----- STORED DATA

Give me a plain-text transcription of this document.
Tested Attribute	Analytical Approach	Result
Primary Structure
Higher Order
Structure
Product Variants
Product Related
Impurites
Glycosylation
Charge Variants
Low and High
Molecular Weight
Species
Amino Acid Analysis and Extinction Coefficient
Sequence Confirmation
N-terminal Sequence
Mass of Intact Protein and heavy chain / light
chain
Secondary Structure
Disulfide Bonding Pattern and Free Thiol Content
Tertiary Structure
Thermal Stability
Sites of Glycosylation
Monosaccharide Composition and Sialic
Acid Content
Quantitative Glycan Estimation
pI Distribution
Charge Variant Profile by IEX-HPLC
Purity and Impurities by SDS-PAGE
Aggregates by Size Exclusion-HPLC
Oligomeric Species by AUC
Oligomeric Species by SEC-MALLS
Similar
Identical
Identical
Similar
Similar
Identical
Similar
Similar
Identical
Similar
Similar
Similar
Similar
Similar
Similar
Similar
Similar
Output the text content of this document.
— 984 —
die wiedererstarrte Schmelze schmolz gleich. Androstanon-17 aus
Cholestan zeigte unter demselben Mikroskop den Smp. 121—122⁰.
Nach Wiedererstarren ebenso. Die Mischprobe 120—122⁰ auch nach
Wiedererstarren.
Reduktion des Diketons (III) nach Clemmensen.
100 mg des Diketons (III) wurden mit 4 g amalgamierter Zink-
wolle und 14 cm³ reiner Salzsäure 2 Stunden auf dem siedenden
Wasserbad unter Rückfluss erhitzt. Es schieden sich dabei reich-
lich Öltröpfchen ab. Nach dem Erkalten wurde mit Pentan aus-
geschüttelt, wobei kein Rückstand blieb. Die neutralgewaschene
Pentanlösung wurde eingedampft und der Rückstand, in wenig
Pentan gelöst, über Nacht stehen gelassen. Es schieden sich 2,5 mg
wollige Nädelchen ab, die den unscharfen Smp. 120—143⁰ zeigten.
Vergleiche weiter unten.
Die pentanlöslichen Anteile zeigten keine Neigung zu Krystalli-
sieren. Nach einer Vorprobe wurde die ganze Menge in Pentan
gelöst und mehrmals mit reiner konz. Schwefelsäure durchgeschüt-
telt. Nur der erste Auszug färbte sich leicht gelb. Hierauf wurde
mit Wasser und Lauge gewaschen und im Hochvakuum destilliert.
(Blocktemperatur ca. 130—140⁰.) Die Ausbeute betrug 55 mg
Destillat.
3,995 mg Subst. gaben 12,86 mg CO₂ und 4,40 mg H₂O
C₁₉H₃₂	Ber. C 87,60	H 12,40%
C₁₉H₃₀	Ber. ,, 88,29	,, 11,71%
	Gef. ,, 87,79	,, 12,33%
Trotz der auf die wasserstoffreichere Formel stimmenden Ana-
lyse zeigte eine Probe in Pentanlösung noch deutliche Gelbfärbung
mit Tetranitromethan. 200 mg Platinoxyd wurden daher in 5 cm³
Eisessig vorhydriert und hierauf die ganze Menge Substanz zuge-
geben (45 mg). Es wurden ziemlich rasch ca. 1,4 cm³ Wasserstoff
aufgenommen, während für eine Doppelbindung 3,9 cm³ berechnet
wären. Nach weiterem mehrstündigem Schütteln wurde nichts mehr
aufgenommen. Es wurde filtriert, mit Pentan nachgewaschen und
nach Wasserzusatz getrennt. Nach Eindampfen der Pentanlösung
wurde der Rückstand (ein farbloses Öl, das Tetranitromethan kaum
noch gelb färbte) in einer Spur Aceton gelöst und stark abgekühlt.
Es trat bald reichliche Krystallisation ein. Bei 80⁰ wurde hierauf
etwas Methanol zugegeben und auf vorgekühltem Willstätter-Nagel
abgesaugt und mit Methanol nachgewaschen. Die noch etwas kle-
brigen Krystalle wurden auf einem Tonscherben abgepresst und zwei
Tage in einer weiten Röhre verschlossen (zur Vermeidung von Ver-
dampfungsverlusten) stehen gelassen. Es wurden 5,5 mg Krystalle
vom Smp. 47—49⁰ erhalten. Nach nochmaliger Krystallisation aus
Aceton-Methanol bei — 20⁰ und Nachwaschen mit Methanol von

----------

### EXERCISE BRIEF
From the data above, give every line again exactly as it appears.

### ANSWER BOX
Give me a plain-text transcription of this document.
Tested Attribute	Analytical Approach	Result
Primary Structure
Higher Order
Structure
Product Variants
Product Related
Impurites
Glycosylation
Charge Variants
Low and High
Molecular Weight
Species
Amino Acid Analysis and Extinction Coefficient
Sequence Confirmation
N-terminal Sequence
Mass of Intact Protein and heavy chain / light
chain
Secondary Structure
Disulfide Bonding Pattern and Free Thiol Content
Tertiary Structure
Thermal Stability
Sites of Glycosylation
Monosaccharide Composition and Sialic
Acid Content
Quantitative Glycan Estimation
pI Distribution
Charge Variant Profile by IEX-HPLC
Purity and Impurities by SDS-PAGE
Aggregates by Size Exclusion-HPLC
Oligomeric Species by AUC
Oligomeric Species by SEC-MALLS
Similar
Identical
Identical
Similar
Similar
Identical
Similar
Similar
Identical
Similar
Similar
Similar
Similar
Similar
Similar
Similar
Similar
Output the text content of this document.
— 984 —
die wiedererstarrte Schmelze schmolz gleich. Androstanon-17 aus
Cholestan zeigte unter demselben Mikroskop den Smp. 121—122⁰.
Nach Wiedererstarren ebenso. Die Mischprobe 120—122⁰ auch nach
Wiedererstarren.
Reduktion des Diketons (III) nach Clemmensen.
100 mg des Diketons (III) wurden mit 4 g amalgamierter Zink-
wolle und 14 cm³ reiner Salzsäure 2 Stunden auf dem siedenden
Wasserbad unter Rückfluss erhitzt. Es schieden sich dabei reich-
lich Öltröpfchen ab. Nach dem Erkalten wurde mit Pentan aus-
geschüttelt, wobei kein Rückstand blieb. Die neutralgewaschene
Pentanlösung wurde eingedampft und der Rückstand, in wenig
Pentan gelöst, über Nacht stehen gelassen. Es schieden sich 2,5 mg
wollige Nädelchen ab, die den unscharfen Smp. 120—143⁰ zeigten.
Vergleiche weiter unten.
Die pentanlöslichen Anteile zeigten keine Neigung zu Krystalli-
sieren. Nach einer Vorprobe wurde die ganze Menge in Pentan
gelöst und mehrmals mit reiner konz. Schwefelsäure durchgeschüt-
telt. Nur der erste Auszug färbte sich leicht gelb. Hierauf wurde
mit Wasser und Lauge gewaschen und im Hochvakuum destilliert.
(Blocktemperatur ca. 130—140⁰.) Die Ausbeute betrug 55 mg
Destillat.
3,995 mg Subst. gaben 12,86 mg CO₂ und 4,40 mg H₂O
C₁₉H₃₂	Ber. C 87,60	H 12,40%
C₁₉H₃₀	Ber. ,, 88,29	,, 11,71%
	Gef. ,, 87,79	,, 12,33%
Trotz der auf die wasserstoffreichere Formel stimmenden Ana-
lyse zeigte eine Probe in Pentanlösung noch deutliche Gelbfärbung
mit Tetranitromethan. 200 mg Platinoxyd wurden daher in 5 cm³
Eisessig vorhydriert und hierauf die ganze Menge Substanz zuge-
geben (45 mg). Es wurden ziemlich rasch ca. 1,4 cm³ Wasserstoff
aufgenommen, während für eine Doppelbindung 3,9 cm³ berechnet
wären. Nach weiterem mehrstündigem Schütteln wurde nichts mehr
aufgenommen. Es wurde filtriert, mit Pentan nachgewaschen und
nach Wasserzusatz getrennt. Nach Eindampfen der Pentanlösung
wurde der Rückstand (ein farbloses Öl, das Tetranitromethan kaum
noch gelb färbte) in einer Spur Aceton gelöst und stark abgekühlt.
Es trat bald reichliche Krystallisation ein. Bei 80⁰ wurde hierauf
etwas Methanol zugegeben und auf vorgekühltem Willstätter-Nagel
abgesaugt und mit Methanol nachgewaschen. Die noch etwas kle-
brigen Krystalle wurden auf einem Tonscherben abgepresst und zwei
Tage in einer weiten Röhre verschlossen (zur Vermeidung von Ver-
dampfungsverlusten) stehen gelassen. Es wurden 5,5 mg Krystalle
vom Smp. 47—49⁰ erhalten. Nach nochmaliger Krystallisation aus
Aceton-Methanol bei — 20⁰ und Nachwaschen mit Methanol von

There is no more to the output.